§ YOUR TASK: Pick out each row below that contains the string "button", and copy those rows in full.

§ Element location data:
● ● ● ● ● ● ●

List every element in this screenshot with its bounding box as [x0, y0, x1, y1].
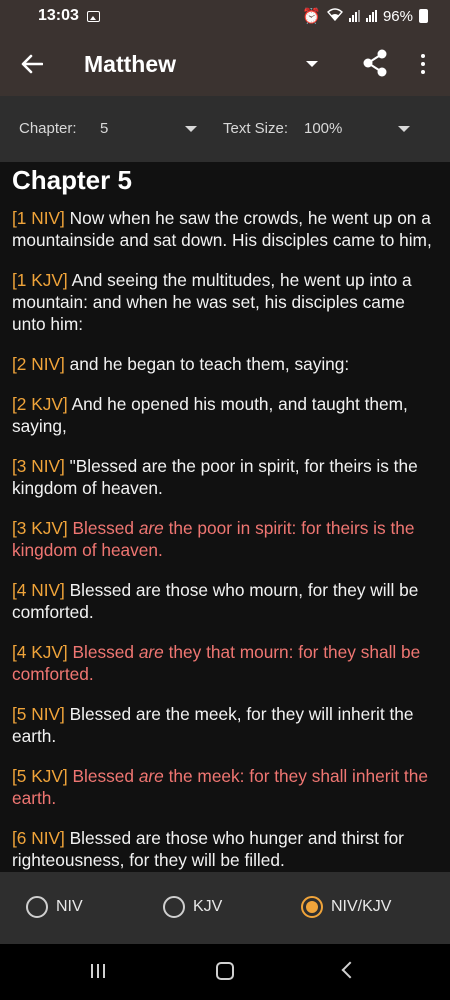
verse-text: Blessed are they that mourn: for they sh… [12, 642, 420, 684]
chapter-select[interactable]: 5 [100, 120, 108, 137]
verse-text: Blessed are the poor in spirit: for thei… [12, 518, 415, 560]
more-vert-icon [421, 54, 425, 58]
radio-unchecked-icon[interactable] [26, 896, 48, 918]
verse: [1 KJV] And seeing the multitudes, he we… [12, 269, 438, 335]
chapter-label: Chapter: [19, 120, 77, 137]
verse: [6 NIV] Blessed are those who hunger and… [12, 827, 438, 871]
chapter-title: Chapter 5 [12, 165, 132, 195]
text-size-label: Text Size: [223, 120, 289, 137]
verse-ref: [3 KJV] [12, 518, 68, 538]
verse-ref: [2 KJV] [12, 394, 68, 414]
dropdown-icon [306, 61, 318, 67]
verse-ref: [6 NIV] [12, 828, 65, 848]
verse-text: "Blessed are the poor in spirit, for the… [12, 456, 418, 498]
radio-niv[interactable]: NIV [26, 896, 83, 918]
status-bar: 13:03 ⏰ 96% [0, 0, 450, 32]
verse: [3 KJV] Blessed are the poor in spirit: … [12, 517, 438, 561]
wifi-icon [326, 7, 343, 25]
battery-level: 96% [382, 7, 413, 25]
status-right: ⏰ 96% [302, 7, 428, 25]
radio-kjv[interactable]: KJV [163, 896, 222, 918]
text-size-dropdown-icon[interactable] [398, 126, 410, 132]
book-dropdown[interactable] [300, 54, 324, 74]
share-button[interactable] [358, 46, 392, 82]
verse: [3 NIV] "Blessed are the poor in spirit,… [12, 455, 438, 499]
home-icon[interactable] [216, 962, 234, 980]
text-size-select[interactable]: 100% [304, 120, 342, 137]
recent-apps-icon[interactable] [91, 964, 105, 978]
share-icon [363, 49, 387, 77]
verse-text: Blessed are those who mourn, for they wi… [12, 580, 419, 622]
verse-italic: are [138, 642, 164, 662]
back-arrow-icon [21, 54, 43, 74]
verse-text: Blessed are the meek: for they shall inh… [12, 766, 428, 808]
verse: [5 NIV] Blessed are the meek, for they w… [12, 703, 438, 747]
status-time: 13:03 [38, 7, 79, 24]
verse-ref: [5 KJV] [12, 766, 68, 786]
verse-text: and he began to teach them, saying: [64, 354, 350, 374]
verse-text: And seeing the multitudes, he went up in… [12, 270, 412, 334]
signal-icon [365, 10, 377, 22]
verse: [4 NIV] Blessed are those who mourn, for… [12, 579, 438, 623]
radio-niv-kjv[interactable]: NIV/KJV [301, 896, 391, 918]
signal-icon [348, 10, 360, 22]
verse-text-part: Blessed [67, 642, 139, 662]
verse: [2 KJV] And he opened his mouth, and tau… [12, 393, 438, 437]
alarm-icon: ⏰ [302, 8, 321, 25]
verse-ref: [4 KJV] [12, 642, 68, 662]
radio-label[interactable]: NIV/KJV [331, 898, 391, 916]
battery-icon [419, 9, 428, 23]
back-button[interactable] [0, 32, 64, 96]
verse-ref: [4 NIV] [12, 580, 65, 600]
verse-italic: are [138, 766, 164, 786]
image-icon [86, 10, 100, 22]
more-vert-dot [421, 62, 425, 66]
verse-ref: [3 NIV] [12, 456, 65, 476]
verse-italic: are [138, 518, 164, 538]
verse-text: Blessed are those who hunger and thirst … [12, 828, 404, 870]
verse-text: And he opened his mouth, and taught them… [12, 394, 408, 436]
version-selector: NIV KJV NIV/KJV [0, 872, 450, 944]
verse-ref: [1 KJV] [12, 270, 68, 290]
verse-ref: [2 NIV] [12, 354, 65, 374]
radio-unchecked-icon[interactable] [163, 896, 185, 918]
verse: [4 KJV] Blessed are they that mourn: for… [12, 641, 438, 685]
book-title[interactable]: Matthew [84, 51, 176, 78]
more-vert-dot [421, 70, 425, 74]
radio-label[interactable]: NIV [56, 898, 83, 916]
verse-text: Now when he saw the crowds, he went up o… [12, 208, 432, 250]
chapter-dropdown-icon[interactable] [185, 126, 197, 132]
verse-text-part: Blessed [67, 518, 139, 538]
more-options-button[interactable] [408, 46, 438, 82]
radio-checked-icon[interactable] [301, 896, 323, 918]
verse-ref: [1 NIV] [12, 208, 65, 228]
verse-ref: [5 NIV] [12, 704, 65, 724]
verse: [1 NIV] Now when he saw the crowds, he w… [12, 207, 438, 251]
nav-back-icon[interactable] [341, 961, 359, 979]
app-bar: Matthew [0, 32, 450, 96]
status-left: 13:03 [38, 7, 100, 25]
chapter-content[interactable]: Chapter 5 [1 NIV] Now when he saw the cr… [0, 162, 450, 872]
system-nav-bar [0, 944, 450, 1000]
verse-text-part: Blessed [67, 766, 139, 786]
radio-label[interactable]: KJV [193, 898, 222, 916]
verse: [2 NIV] and he began to teach them, sayi… [12, 353, 438, 375]
options-bar: Chapter: 5 Text Size: 100% [0, 96, 450, 162]
verse: [5 KJV] Blessed are the meek: for they s… [12, 765, 438, 809]
verse-text: Blessed are the meek, for they will inhe… [12, 704, 414, 746]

● ● ● ● ● ● ●

§ RESPONSE TO THIS TASK:
share-button[interactable] [358, 46, 392, 82]
back-button[interactable] [0, 32, 64, 96]
more-options-button[interactable] [408, 46, 438, 82]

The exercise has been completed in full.